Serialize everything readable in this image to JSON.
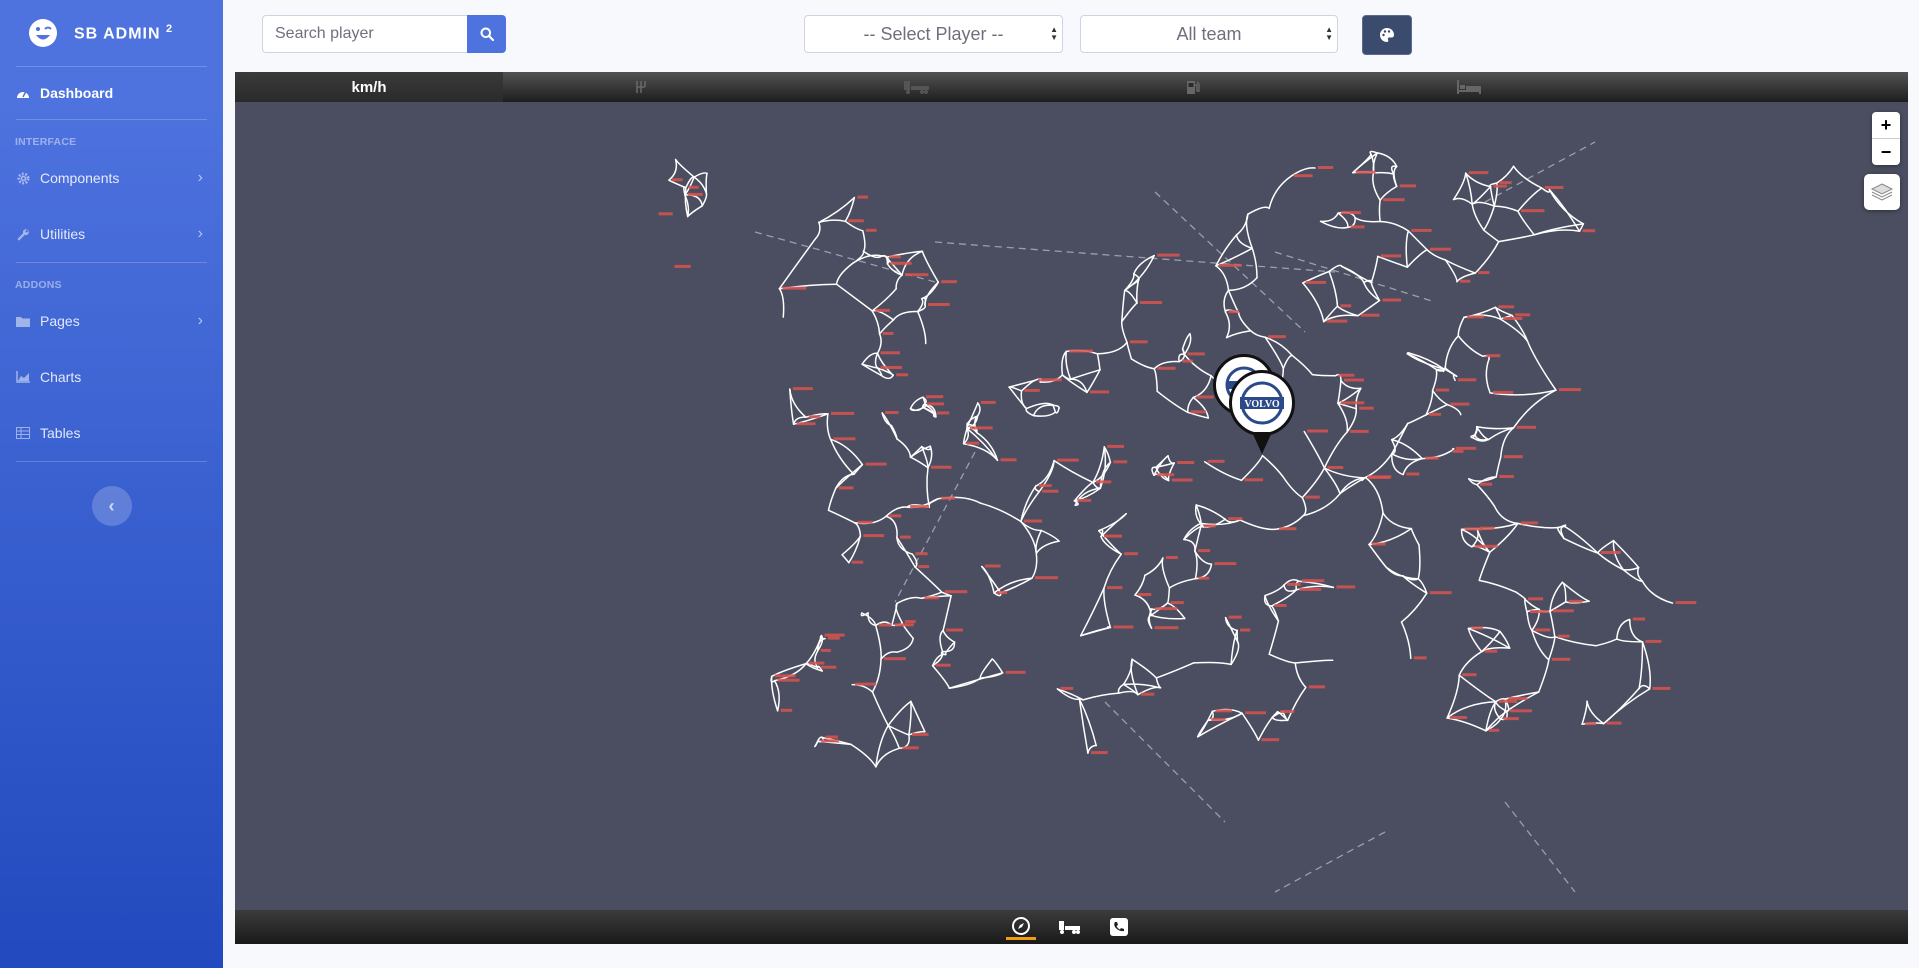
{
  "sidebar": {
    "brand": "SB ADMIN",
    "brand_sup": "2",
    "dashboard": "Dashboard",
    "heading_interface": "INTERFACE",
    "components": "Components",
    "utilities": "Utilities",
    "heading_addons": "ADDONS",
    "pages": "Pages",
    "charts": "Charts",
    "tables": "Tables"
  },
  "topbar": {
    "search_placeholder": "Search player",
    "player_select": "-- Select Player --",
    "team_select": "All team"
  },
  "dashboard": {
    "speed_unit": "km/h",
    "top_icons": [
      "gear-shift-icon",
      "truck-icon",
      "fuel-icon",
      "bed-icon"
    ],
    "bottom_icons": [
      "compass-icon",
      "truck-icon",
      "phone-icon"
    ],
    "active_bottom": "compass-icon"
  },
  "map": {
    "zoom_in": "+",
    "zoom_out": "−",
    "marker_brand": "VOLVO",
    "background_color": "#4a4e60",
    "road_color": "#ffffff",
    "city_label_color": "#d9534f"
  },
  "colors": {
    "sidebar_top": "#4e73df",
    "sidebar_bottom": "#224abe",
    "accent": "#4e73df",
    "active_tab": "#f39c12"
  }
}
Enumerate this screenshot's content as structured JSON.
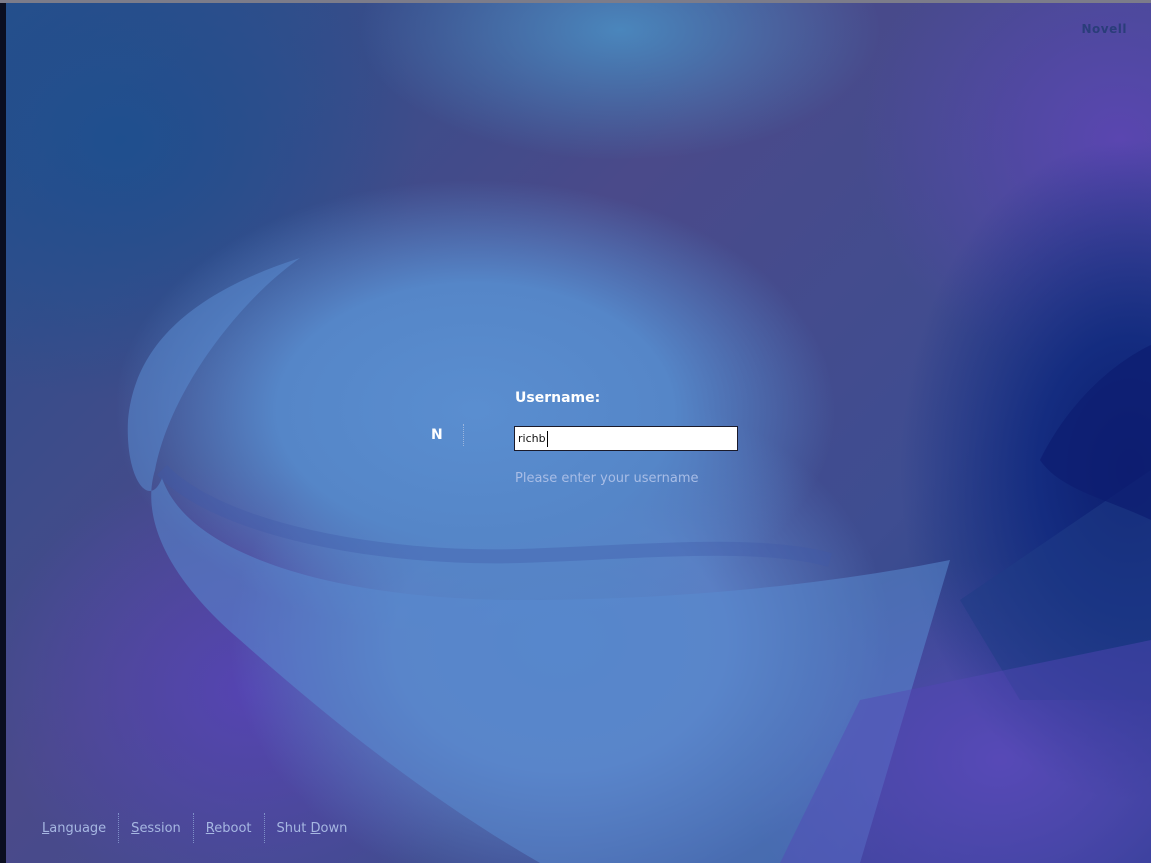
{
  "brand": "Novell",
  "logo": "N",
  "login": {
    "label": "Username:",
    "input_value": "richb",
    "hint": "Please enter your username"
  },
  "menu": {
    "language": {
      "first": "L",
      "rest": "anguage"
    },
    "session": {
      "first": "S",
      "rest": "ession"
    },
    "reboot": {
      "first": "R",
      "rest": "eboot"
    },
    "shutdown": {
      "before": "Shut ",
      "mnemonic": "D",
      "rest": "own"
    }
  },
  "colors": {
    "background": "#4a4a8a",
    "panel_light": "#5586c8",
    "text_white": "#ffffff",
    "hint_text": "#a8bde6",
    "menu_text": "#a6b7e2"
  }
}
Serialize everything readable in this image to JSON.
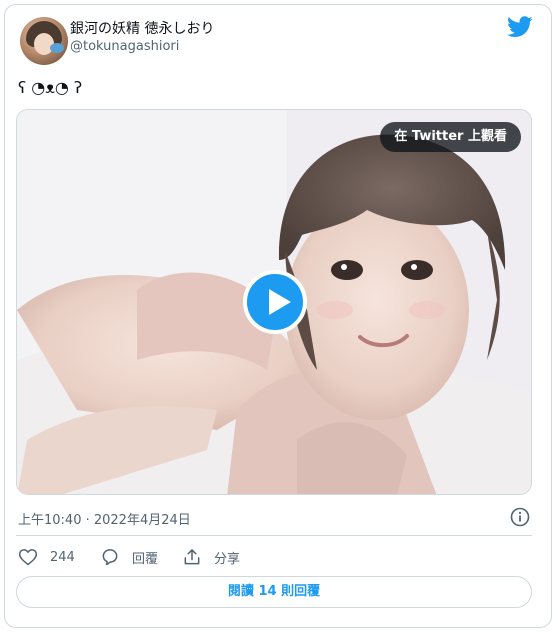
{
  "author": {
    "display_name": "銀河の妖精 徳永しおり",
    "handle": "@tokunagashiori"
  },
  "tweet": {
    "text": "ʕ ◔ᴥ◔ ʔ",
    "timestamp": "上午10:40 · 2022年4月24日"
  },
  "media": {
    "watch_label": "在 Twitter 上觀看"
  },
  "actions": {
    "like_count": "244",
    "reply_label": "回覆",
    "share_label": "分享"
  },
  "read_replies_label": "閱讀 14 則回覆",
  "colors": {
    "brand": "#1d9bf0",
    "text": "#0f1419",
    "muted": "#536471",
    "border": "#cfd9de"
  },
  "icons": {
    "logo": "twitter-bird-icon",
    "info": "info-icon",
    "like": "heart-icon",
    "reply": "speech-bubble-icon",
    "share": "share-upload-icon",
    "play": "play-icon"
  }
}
**********
GIVEN INSTRUCTION. With pictures omitted, copy exactly the lines from the one containing "Enumerate this screenshot's" through the final line of the listing, both included.

CORRECT ANSWER.
Enumerate this screenshot's content as structured JSON.
{
  "brand": "Novell",
  "logo": "N",
  "login": {
    "label": "Username:",
    "input_value": "richb",
    "hint": "Please enter your username"
  },
  "menu": {
    "language": {
      "first": "L",
      "rest": "anguage"
    },
    "session": {
      "first": "S",
      "rest": "ession"
    },
    "reboot": {
      "first": "R",
      "rest": "eboot"
    },
    "shutdown": {
      "before": "Shut ",
      "mnemonic": "D",
      "rest": "own"
    }
  },
  "colors": {
    "background": "#4a4a8a",
    "panel_light": "#5586c8",
    "text_white": "#ffffff",
    "hint_text": "#a8bde6",
    "menu_text": "#a6b7e2"
  }
}
Serialize everything readable in this image to JSON.
{
  "author": {
    "display_name": "銀河の妖精 徳永しおり",
    "handle": "@tokunagashiori"
  },
  "tweet": {
    "text": "ʕ ◔ᴥ◔ ʔ",
    "timestamp": "上午10:40 · 2022年4月24日"
  },
  "media": {
    "watch_label": "在 Twitter 上觀看"
  },
  "actions": {
    "like_count": "244",
    "reply_label": "回覆",
    "share_label": "分享"
  },
  "read_replies_label": "閱讀 14 則回覆",
  "colors": {
    "brand": "#1d9bf0",
    "text": "#0f1419",
    "muted": "#536471",
    "border": "#cfd9de"
  },
  "icons": {
    "logo": "twitter-bird-icon",
    "info": "info-icon",
    "like": "heart-icon",
    "reply": "speech-bubble-icon",
    "share": "share-upload-icon",
    "play": "play-icon"
  }
}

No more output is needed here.